* **Aim**:
Arrange every line of the records below as a Markdown table with two columns, "No." for the row number and "Record Line" for the line itself, omitting blank lines.

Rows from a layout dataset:
=======

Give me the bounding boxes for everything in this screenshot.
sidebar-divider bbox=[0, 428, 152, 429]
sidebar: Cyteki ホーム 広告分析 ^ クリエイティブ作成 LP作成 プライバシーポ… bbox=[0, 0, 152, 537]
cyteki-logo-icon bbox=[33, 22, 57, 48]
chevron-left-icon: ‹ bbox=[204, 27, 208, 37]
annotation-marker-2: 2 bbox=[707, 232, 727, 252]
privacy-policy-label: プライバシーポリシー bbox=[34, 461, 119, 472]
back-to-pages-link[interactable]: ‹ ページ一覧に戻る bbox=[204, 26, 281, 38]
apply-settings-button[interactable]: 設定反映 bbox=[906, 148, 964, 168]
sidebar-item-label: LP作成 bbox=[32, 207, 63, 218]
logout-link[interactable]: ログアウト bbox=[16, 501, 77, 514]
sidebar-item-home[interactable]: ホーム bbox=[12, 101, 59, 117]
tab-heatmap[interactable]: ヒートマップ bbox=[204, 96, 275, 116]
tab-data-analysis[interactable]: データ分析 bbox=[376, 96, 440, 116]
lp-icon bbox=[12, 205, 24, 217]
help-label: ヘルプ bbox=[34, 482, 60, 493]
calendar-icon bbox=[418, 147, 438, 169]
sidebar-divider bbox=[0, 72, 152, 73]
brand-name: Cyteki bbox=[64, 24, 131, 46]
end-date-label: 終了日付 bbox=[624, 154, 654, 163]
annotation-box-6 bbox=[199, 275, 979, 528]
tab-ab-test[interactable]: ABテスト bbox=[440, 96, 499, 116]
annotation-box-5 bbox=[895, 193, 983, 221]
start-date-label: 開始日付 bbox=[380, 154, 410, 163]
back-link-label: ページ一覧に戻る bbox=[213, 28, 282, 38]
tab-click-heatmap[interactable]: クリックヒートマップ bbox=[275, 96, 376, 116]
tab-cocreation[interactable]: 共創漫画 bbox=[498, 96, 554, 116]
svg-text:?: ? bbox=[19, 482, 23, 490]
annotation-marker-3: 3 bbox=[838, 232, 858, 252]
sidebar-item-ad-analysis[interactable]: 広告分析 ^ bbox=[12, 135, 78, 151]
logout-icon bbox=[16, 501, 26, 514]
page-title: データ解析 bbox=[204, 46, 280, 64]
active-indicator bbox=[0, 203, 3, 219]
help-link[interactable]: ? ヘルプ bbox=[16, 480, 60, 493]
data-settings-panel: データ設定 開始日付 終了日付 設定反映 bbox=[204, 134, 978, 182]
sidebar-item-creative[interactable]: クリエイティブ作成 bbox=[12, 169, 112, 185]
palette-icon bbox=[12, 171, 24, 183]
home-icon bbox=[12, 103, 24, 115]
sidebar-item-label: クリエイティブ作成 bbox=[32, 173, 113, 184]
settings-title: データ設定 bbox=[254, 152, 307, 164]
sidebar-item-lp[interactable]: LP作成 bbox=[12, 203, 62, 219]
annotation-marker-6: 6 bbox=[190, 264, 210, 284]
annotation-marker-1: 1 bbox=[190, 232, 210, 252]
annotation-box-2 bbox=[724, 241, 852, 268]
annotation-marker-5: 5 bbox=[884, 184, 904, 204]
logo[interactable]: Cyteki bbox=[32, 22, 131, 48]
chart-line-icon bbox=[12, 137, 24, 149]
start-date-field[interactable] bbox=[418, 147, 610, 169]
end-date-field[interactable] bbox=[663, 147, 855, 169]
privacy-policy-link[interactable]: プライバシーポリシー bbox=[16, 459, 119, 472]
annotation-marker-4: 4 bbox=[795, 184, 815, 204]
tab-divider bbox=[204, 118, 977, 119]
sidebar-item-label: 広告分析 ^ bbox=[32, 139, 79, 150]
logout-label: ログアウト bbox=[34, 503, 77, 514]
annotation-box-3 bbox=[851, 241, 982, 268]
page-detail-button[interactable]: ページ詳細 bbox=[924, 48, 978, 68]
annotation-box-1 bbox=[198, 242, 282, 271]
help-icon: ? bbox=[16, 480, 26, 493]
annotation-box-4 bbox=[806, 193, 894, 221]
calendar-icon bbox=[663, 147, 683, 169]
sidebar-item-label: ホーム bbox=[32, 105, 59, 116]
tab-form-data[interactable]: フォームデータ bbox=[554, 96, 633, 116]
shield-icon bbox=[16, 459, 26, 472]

=======

* **Answer to the problem**:
| No. | Record Line |
|---|---|
| 1 | Give me the bounding boxes for everything in this screenshot. |
| 2 | sidebar-divider bbox=[0, 428, 152, 429] |
| 3 | sidebar: Cyteki ホーム 広告分析 ^ クリエイティブ作成 LP作成 プライバシーポ… bbox=[0, 0, 152, 537] |
| 4 | cyteki-logo-icon bbox=[33, 22, 57, 48] |
| 5 | chevron-left-icon: ‹ bbox=[204, 27, 208, 37] |
| 6 | annotation-marker-2: 2 bbox=[707, 232, 727, 252] |
| 7 | privacy-policy-label: プライバシーポリシー bbox=[34, 461, 119, 472] |
| 8 | back-to-pages-link[interactable]: ‹ ページ一覧に戻る bbox=[204, 26, 281, 38] |
| 9 | apply-settings-button[interactable]: 設定反映 bbox=[906, 148, 964, 168] |
| 10 | sidebar-item-label: LP作成 bbox=[32, 207, 63, 218] |
| 11 | logout-link[interactable]: ログアウト bbox=[16, 501, 77, 514] |
| 12 | sidebar-item-home[interactable]: ホーム bbox=[12, 101, 59, 117] |
| 13 | tab-heatmap[interactable]: ヒートマップ bbox=[204, 96, 275, 116] |
| 14 | tab-data-analysis[interactable]: データ分析 bbox=[376, 96, 440, 116] |
| 15 | lp-icon bbox=[12, 205, 24, 217] |
| 16 | help-label: ヘルプ bbox=[34, 482, 60, 493] |
| 17 | calendar-icon bbox=[418, 147, 438, 169] |
| 18 | sidebar-divider bbox=[0, 72, 152, 73] |
| 19 | brand-name: Cyteki bbox=[64, 24, 131, 46] |
| 20 | end-date-label: 終了日付 bbox=[624, 154, 654, 163] |
| 21 | annotation-box-6 bbox=[199, 275, 979, 528] |
| 22 | tab-ab-test[interactable]: ABテスト bbox=[440, 96, 499, 116] |
| 23 | annotation-box-5 bbox=[895, 193, 983, 221] |
| 24 | start-date-label: 開始日付 bbox=[380, 154, 410, 163] |
| 25 | back-link-label: ページ一覧に戻る bbox=[213, 28, 282, 38] |
| 26 | tab-click-heatmap[interactable]: クリックヒートマップ bbox=[275, 96, 376, 116] |
| 27 | tab-cocreation[interactable]: 共創漫画 bbox=[498, 96, 554, 116] |
| 28 | svg-text:?: ? bbox=[19, 482, 23, 490] |
| 29 | annotation-marker-3: 3 bbox=[838, 232, 858, 252] |
| 30 | sidebar-item-ad-analysis[interactable]: 広告分析 ^ bbox=[12, 135, 78, 151] |
| 31 | logout-icon bbox=[16, 501, 26, 514] |
| 32 | page-title: データ解析 bbox=[204, 46, 280, 64] |
| 33 | active-indicator bbox=[0, 203, 3, 219] |
| 34 | help-link[interactable]: ? ヘルプ bbox=[16, 480, 60, 493] |
| 35 | data-settings-panel: データ設定 開始日付 終了日付 設定反映 bbox=[204, 134, 978, 182] |
| 36 | sidebar-item-creative[interactable]: クリエイティブ作成 bbox=[12, 169, 112, 185] |
| 37 | palette-icon bbox=[12, 171, 24, 183] |
| 38 | home-icon bbox=[12, 103, 24, 115] |
| 39 | sidebar-item-label: クリエイティブ作成 bbox=[32, 173, 113, 184] |
| 40 | settings-title: データ設定 bbox=[254, 152, 307, 164] |
| 41 | sidebar-item-lp[interactable]: LP作成 bbox=[12, 203, 62, 219] |
| 42 | annotation-marker-6: 6 bbox=[190, 264, 210, 284] |
| 43 | annotation-marker-1: 1 bbox=[190, 232, 210, 252] |
| 44 | annotation-box-2 bbox=[724, 241, 852, 268] |
| 45 | annotation-marker-5: 5 bbox=[884, 184, 904, 204] |
| 46 | logo[interactable]: Cyteki bbox=[32, 22, 131, 48] |
| 47 | chart-line-icon bbox=[12, 137, 24, 149] |
| 48 | start-date-field[interactable] bbox=[418, 147, 610, 169] |
| 49 | end-date-field[interactable] bbox=[663, 147, 855, 169] |
| 50 | privacy-policy-link[interactable]: プライバシーポリシー bbox=[16, 459, 119, 472] |
| 51 | annotation-marker-4: 4 bbox=[795, 184, 815, 204] |
| 52 | tab-divider bbox=[204, 118, 977, 119] |
| 53 | sidebar-item-label: 広告分析 ^ bbox=[32, 139, 79, 150] |
| 54 | logout-label: ログアウト bbox=[34, 503, 77, 514] |
| 55 | annotation-box-3 bbox=[851, 241, 982, 268] |
| 56 | page-detail-button[interactable]: ページ詳細 bbox=[924, 48, 978, 68] |
| 57 | annotation-box-1 bbox=[198, 242, 282, 271] |
| 58 | help-icon: ? bbox=[16, 480, 26, 493] |
| 59 | annotation-box-4 bbox=[806, 193, 894, 221] |
| 60 | calendar-icon bbox=[663, 147, 683, 169] |
| 61 | sidebar-item-label: ホーム bbox=[32, 105, 59, 116] |
| 62 | tab-form-data[interactable]: フォームデータ bbox=[554, 96, 633, 116] |
| 63 | shield-icon bbox=[16, 459, 26, 472] |